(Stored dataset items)

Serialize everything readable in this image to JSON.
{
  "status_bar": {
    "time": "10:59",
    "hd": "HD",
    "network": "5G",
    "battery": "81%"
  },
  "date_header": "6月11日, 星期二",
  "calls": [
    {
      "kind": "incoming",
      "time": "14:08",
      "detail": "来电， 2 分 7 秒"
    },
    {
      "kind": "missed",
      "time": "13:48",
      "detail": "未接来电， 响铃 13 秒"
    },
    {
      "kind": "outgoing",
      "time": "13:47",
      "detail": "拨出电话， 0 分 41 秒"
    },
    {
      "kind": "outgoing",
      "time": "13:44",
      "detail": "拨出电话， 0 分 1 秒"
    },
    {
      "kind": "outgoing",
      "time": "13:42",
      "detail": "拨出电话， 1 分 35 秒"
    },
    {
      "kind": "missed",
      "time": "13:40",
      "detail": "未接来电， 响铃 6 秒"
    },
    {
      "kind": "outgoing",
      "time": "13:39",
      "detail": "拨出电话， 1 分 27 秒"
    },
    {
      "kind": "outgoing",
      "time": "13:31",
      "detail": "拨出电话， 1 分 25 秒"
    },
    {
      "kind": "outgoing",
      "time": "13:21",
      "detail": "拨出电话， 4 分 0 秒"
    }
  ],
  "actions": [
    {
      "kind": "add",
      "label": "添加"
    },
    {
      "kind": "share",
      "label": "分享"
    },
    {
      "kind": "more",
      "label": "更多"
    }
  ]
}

■ **REQUIREMENTS**: Your task is to repeat every line exactly.

■ **ANSWER BELOW**:
Serialize everything readable in this image to JSON.
{
  "status_bar": {
    "time": "10:59",
    "hd": "HD",
    "network": "5G",
    "battery": "81%"
  },
  "date_header": "6月11日, 星期二",
  "calls": [
    {
      "kind": "incoming",
      "time": "14:08",
      "detail": "来电， 2 分 7 秒"
    },
    {
      "kind": "missed",
      "time": "13:48",
      "detail": "未接来电， 响铃 13 秒"
    },
    {
      "kind": "outgoing",
      "time": "13:47",
      "detail": "拨出电话， 0 分 41 秒"
    },
    {
      "kind": "outgoing",
      "time": "13:44",
      "detail": "拨出电话， 0 分 1 秒"
    },
    {
      "kind": "outgoing",
      "time": "13:42",
      "detail": "拨出电话， 1 分 35 秒"
    },
    {
      "kind": "missed",
      "time": "13:40",
      "detail": "未接来电， 响铃 6 秒"
    },
    {
      "kind": "outgoing",
      "time": "13:39",
      "detail": "拨出电话， 1 分 27 秒"
    },
    {
      "kind": "outgoing",
      "time": "13:31",
      "detail": "拨出电话， 1 分 25 秒"
    },
    {
      "kind": "outgoing",
      "time": "13:21",
      "detail": "拨出电话， 4 分 0 秒"
    }
  ],
  "actions": [
    {
      "kind": "add",
      "label": "添加"
    },
    {
      "kind": "share",
      "label": "分享"
    },
    {
      "kind": "more",
      "label": "更多"
    }
  ]
}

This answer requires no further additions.